Copy out all lines that hold "aspectos".

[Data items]

§ §

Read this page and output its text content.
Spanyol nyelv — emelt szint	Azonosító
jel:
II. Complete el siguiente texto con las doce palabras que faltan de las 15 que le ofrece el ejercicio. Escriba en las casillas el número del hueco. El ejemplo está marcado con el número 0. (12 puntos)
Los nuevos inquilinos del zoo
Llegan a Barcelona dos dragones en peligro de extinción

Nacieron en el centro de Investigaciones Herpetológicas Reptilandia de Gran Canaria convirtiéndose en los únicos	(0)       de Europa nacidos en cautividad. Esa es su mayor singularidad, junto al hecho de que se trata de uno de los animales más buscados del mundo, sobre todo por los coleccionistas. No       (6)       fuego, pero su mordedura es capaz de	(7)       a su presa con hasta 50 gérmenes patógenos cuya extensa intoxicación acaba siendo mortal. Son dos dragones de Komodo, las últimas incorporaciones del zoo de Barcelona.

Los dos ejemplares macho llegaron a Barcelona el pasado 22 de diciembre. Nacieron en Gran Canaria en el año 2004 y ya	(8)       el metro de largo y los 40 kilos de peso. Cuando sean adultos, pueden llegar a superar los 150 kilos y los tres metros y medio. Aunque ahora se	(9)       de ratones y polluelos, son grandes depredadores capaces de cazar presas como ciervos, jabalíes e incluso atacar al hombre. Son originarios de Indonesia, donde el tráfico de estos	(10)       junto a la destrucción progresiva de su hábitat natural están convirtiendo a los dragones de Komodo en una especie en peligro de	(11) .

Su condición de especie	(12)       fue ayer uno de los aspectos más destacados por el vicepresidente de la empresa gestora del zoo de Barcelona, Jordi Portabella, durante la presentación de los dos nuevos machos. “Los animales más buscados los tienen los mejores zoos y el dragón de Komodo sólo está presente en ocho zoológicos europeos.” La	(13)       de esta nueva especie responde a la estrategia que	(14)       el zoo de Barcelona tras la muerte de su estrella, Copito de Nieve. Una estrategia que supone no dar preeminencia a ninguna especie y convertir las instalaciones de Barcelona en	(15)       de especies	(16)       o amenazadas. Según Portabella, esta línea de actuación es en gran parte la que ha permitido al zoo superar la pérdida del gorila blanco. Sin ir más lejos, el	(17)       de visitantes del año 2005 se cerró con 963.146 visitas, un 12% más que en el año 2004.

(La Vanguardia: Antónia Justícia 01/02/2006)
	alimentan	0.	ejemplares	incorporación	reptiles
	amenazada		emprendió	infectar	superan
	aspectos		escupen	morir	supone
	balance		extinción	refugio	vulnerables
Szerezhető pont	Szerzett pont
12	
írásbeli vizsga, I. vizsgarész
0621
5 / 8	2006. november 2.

§ §

Written solution.
Su condición de especie	(12)       fue ayer uno de los aspectos más destacados por el vicepresidente de la empresa gestora del zoo de Barcelona, Jordi Portabella, durante la presentación de los dos nuevos machos. “Los animales más buscados los tienen los mejores zoos y el dragón de Komodo sólo está presente en ocho zoológicos europeos.” La	(13)       de esta nueva especie responde a la estrategia que	(14)       el zoo de Barcelona tras la muerte de su estrella, Copito de Nieve. Una estrategia que supone no dar preeminencia a ninguna especie y convertir las instalaciones de Barcelona en	(15)       de especies	(16)       o amenazadas. Según Portabella, esta línea de actuación es en gran parte la que ha permitido al zoo superar la pérdida del gorila blanco. Sin ir más lejos, el	(17)       de visitantes del año 2005 se cerró con 963.146 visitas, un 12% más que en el año 2004.
	aspectos		escupen	morir	supone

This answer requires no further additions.